» PROBLEM: Report the number of lines in these entries that contain "Ratios". Write only the number.

+===+

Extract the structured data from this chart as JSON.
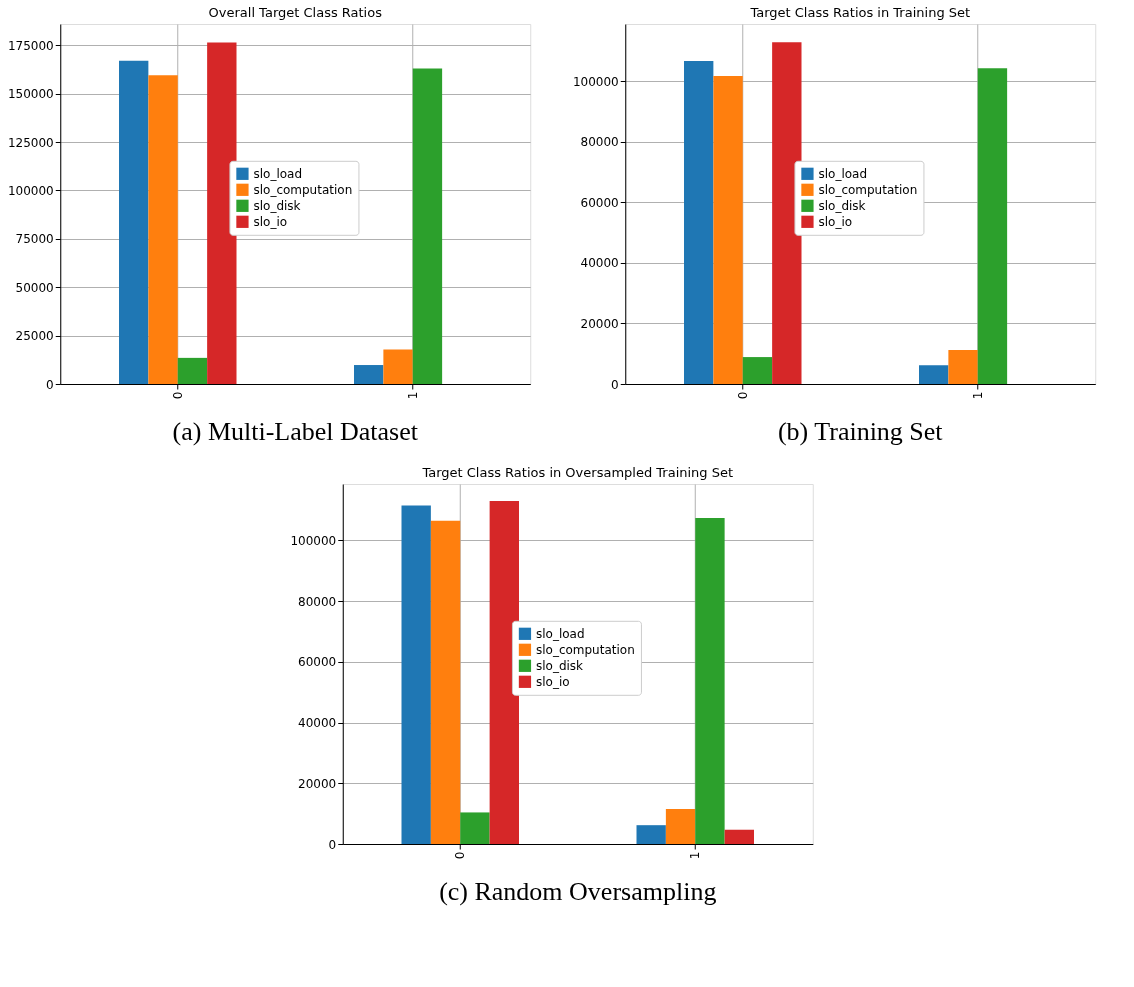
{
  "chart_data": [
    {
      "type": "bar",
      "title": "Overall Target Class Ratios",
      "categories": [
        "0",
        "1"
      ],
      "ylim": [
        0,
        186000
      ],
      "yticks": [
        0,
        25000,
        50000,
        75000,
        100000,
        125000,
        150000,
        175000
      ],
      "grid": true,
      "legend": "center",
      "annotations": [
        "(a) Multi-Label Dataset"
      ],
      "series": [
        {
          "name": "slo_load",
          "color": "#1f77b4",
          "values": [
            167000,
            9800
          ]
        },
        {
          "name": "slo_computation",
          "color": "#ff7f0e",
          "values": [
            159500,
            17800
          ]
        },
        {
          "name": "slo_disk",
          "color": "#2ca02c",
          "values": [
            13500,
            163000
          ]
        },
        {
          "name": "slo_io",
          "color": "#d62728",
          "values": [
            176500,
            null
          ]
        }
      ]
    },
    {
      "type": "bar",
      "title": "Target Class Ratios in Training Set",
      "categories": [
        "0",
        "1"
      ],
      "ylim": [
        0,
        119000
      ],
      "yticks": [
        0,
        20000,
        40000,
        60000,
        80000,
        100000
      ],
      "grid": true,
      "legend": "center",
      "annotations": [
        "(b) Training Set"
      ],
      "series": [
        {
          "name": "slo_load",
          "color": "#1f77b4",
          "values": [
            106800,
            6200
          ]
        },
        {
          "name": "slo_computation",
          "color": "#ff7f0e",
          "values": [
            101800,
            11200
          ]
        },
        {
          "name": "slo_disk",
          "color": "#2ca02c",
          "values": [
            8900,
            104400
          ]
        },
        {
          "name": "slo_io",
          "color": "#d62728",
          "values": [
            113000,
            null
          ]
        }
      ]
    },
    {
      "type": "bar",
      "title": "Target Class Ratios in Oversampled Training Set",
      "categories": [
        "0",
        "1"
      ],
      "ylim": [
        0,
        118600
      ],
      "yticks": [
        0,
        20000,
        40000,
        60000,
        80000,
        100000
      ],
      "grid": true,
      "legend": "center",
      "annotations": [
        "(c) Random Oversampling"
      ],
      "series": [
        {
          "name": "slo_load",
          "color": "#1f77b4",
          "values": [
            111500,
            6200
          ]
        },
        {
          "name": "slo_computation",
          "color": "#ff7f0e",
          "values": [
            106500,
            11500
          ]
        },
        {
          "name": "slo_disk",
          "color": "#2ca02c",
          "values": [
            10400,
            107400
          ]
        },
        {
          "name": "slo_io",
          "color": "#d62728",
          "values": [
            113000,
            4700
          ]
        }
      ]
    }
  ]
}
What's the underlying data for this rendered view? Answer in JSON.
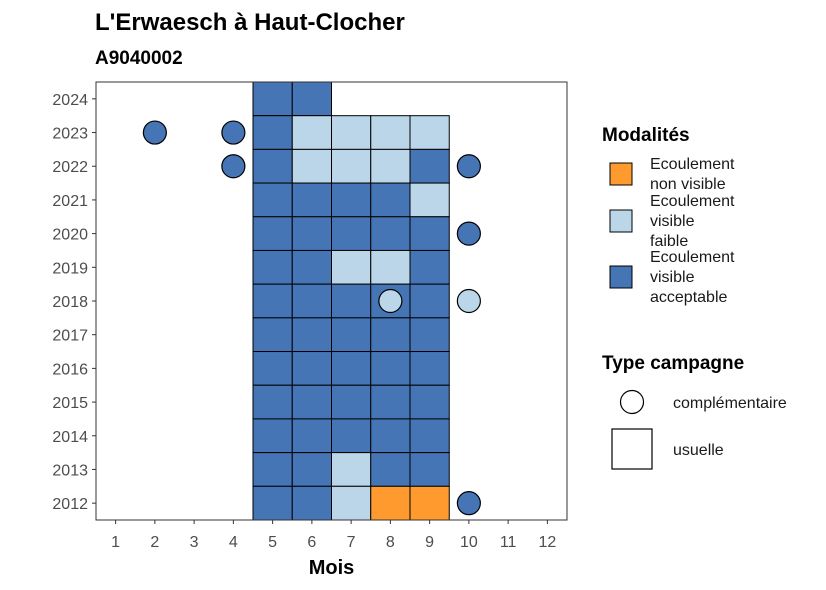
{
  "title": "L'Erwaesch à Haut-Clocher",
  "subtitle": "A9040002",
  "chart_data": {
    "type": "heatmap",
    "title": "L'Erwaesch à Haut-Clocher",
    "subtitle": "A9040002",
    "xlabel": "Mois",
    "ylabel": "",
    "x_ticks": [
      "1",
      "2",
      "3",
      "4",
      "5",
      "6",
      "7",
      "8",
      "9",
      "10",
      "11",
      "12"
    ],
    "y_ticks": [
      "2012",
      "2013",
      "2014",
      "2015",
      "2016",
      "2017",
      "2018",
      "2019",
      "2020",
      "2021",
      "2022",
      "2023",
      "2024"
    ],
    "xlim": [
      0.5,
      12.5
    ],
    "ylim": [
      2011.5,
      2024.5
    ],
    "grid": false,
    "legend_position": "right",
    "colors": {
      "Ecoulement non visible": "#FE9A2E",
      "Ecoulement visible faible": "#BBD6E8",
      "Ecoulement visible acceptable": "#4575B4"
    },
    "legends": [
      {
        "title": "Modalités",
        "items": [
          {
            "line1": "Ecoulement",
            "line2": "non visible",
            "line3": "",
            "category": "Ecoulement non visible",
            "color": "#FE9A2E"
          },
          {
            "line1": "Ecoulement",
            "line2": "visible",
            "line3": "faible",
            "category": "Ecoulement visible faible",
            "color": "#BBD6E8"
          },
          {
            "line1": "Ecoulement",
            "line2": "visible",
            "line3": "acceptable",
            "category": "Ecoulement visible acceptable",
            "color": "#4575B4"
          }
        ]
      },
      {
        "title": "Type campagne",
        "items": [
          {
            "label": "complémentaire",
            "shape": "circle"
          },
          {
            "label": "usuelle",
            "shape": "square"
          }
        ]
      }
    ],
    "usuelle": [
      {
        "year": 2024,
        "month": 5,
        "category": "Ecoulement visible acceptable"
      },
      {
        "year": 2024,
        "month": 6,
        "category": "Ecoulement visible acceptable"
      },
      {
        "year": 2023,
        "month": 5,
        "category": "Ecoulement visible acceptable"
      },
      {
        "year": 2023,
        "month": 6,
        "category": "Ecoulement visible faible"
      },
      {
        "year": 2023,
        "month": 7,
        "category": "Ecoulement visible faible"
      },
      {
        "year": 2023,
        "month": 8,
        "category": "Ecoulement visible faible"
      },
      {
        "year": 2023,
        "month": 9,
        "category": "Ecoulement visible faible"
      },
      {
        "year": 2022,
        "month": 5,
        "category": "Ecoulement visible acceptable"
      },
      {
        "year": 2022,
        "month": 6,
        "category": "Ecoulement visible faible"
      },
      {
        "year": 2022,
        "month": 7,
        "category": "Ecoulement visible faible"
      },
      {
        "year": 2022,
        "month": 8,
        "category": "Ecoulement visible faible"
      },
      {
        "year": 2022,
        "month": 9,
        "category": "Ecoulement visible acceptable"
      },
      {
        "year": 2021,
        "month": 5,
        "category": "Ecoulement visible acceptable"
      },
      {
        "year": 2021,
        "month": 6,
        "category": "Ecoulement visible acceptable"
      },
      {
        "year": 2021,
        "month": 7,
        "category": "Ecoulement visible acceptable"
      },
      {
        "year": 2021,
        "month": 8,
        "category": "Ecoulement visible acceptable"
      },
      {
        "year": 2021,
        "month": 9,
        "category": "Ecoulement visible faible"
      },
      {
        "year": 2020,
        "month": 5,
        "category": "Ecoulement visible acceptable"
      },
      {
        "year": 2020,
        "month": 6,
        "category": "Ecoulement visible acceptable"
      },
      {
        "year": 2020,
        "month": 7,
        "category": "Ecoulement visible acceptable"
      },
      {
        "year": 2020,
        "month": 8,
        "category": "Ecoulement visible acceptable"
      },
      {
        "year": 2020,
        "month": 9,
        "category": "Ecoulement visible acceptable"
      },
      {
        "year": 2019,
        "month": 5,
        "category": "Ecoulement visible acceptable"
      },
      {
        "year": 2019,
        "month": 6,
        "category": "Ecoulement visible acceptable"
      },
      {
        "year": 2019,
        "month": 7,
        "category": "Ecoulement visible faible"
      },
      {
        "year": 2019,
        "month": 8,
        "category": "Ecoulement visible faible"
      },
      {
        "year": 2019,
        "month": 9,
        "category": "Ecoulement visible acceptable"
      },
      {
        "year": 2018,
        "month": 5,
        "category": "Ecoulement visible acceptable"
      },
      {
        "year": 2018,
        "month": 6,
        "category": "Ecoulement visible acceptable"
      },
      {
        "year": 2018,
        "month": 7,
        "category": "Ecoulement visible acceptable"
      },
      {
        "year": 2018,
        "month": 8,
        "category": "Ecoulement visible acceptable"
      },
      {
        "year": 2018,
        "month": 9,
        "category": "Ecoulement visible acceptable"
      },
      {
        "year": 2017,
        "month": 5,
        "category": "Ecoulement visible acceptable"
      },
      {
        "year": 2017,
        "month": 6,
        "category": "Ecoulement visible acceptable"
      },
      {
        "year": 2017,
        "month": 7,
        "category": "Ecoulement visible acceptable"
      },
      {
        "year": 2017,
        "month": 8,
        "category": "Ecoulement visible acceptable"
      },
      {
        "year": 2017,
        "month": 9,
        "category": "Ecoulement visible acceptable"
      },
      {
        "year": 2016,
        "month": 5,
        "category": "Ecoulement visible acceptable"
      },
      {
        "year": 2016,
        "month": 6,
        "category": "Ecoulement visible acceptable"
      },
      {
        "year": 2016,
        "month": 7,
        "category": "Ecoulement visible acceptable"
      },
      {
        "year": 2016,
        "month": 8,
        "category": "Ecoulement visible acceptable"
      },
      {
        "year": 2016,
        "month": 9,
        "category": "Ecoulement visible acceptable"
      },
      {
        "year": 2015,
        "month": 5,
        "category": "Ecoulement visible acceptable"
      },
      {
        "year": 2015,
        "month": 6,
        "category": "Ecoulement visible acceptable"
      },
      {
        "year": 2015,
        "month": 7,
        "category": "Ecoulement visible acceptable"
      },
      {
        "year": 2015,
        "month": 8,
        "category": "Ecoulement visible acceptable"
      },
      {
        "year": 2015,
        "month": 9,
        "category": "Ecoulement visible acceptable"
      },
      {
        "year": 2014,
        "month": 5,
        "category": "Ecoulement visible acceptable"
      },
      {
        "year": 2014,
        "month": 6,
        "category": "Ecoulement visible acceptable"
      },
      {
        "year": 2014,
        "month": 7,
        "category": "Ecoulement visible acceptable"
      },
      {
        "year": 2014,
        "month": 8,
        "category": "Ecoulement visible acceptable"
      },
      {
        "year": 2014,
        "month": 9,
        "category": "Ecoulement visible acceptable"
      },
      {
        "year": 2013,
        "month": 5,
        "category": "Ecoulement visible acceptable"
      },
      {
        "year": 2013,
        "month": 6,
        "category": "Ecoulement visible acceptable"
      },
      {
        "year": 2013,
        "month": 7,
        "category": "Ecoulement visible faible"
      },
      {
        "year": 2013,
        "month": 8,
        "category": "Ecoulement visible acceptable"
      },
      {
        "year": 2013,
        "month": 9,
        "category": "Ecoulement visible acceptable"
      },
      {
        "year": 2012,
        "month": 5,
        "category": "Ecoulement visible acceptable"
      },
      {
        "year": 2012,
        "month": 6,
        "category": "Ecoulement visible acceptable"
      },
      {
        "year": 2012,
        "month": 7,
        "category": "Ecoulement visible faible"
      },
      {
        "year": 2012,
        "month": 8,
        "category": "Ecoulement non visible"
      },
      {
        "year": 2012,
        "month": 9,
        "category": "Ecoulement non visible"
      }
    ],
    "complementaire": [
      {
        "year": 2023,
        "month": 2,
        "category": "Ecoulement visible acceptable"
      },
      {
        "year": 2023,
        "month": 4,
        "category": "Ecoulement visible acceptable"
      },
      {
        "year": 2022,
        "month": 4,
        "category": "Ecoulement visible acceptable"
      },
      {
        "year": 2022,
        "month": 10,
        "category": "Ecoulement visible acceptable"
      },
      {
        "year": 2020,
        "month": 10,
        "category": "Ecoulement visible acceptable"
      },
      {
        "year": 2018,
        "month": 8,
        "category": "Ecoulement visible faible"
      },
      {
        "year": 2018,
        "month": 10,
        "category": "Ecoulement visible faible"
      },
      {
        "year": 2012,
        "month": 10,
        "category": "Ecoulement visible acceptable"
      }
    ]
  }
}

+===+

» SOLUTION TO THIS EXERCISE: 3